Your goal
Among the records below, find each line that includes the string "voit" and copy it.

[Dataset entries]
- - - - - - -

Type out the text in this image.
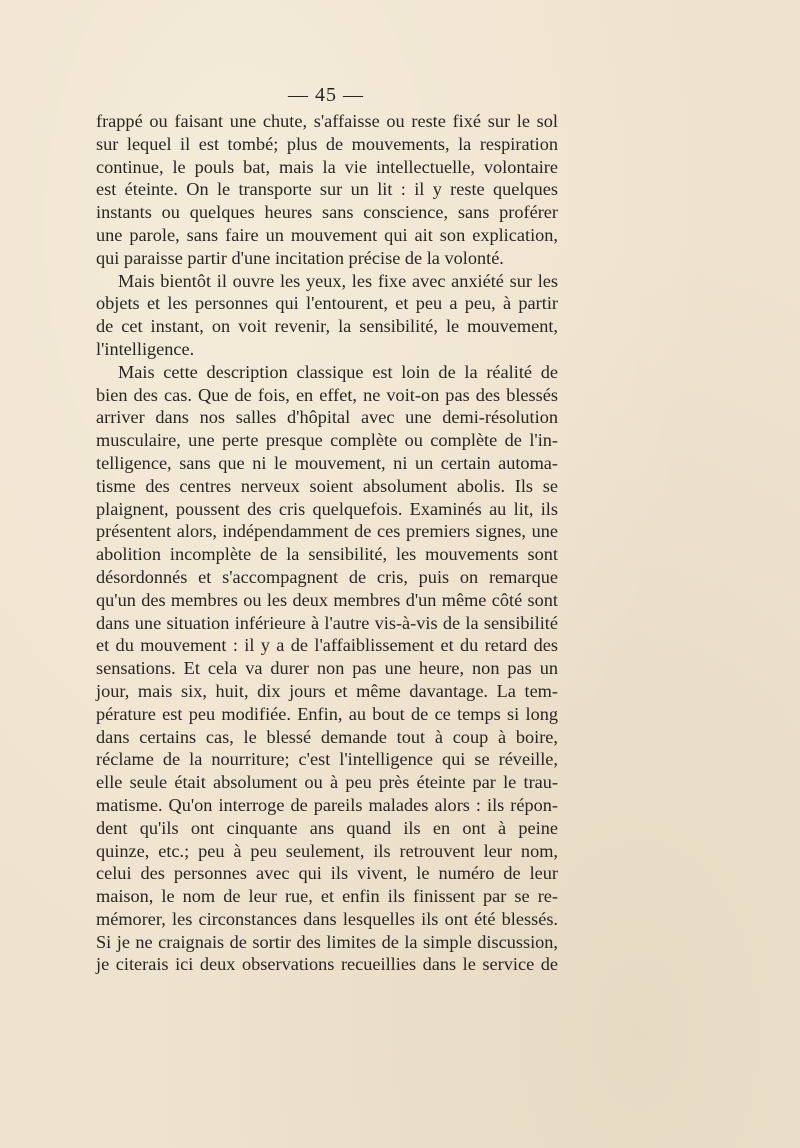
— 45 —
frappé ou faisant une chute, s'affaisse ou reste fixé sur le sol
sur lequel il est tombé; plus de mouvements, la respiration
continue, le pouls bat, mais la vie intellectuelle, volontaire
est éteinte. On le transporte sur un lit : il y reste quelques
instants ou quelques heures sans conscience, sans proférer
une parole, sans faire un mouvement qui ait son explication,
qui paraisse partir d'une incitation précise de la volonté.
Mais bientôt il ouvre les yeux, les fixe avec anxiété sur les
objets et les personnes qui l'entourent, et peu a peu, à partir
de cet instant, on voit revenir, la sensibilité, le mouvement,
l'intelligence.
Mais cette description classique est loin de la réalité de
bien des cas. Que de fois, en effet, ne voit-on pas des blessés
arriver dans nos salles d'hôpital avec une demi-résolution
musculaire, une perte presque complète ou complète de l'in-
telligence, sans que ni le mouvement, ni un certain automa-
tisme des centres nerveux soient absolument abolis. Ils se
plaignent, poussent des cris quelquefois. Examinés au lit, ils
présentent alors, indépendamment de ces premiers signes, une
abolition incomplète de la sensibilité, les mouvements sont
désordonnés et s'accompagnent de cris, puis on remarque
qu'un des membres ou les deux membres d'un même côté sont
dans une situation inférieure à l'autre vis-à-vis de la sensibilité
et du mouvement : il y a de l'affaiblissement et du retard des
sensations. Et cela va durer non pas une heure, non pas un
jour, mais six, huit, dix jours et même davantage. La tem-
pérature est peu modifiée. Enfin, au bout de ce temps si long
dans certains cas, le blessé demande tout à coup à boire,
réclame de la nourriture; c'est l'intelligence qui se réveille,
elle seule était absolument ou à peu près éteinte par le trau-
matisme. Qu'on interroge de pareils malades alors : ils répon-
dent qu'ils ont cinquante ans quand ils en ont à peine
quinze, etc.; peu à peu seulement, ils retrouvent leur nom,
celui des personnes avec qui ils vivent, le numéro de leur
maison, le nom de leur rue, et enfin ils finissent par se re-
mémorer, les circonstances dans lesquelles ils ont été blessés.
Si je ne craignais de sortir des limites de la simple discussion,
je citerais ici deux observations recueillies dans le service de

- - - - - - -

Result
de cet instant, on voit revenir, la sensibilité, le mouvement,
bien des cas. Que de fois, en effet, ne voit-on pas des blessés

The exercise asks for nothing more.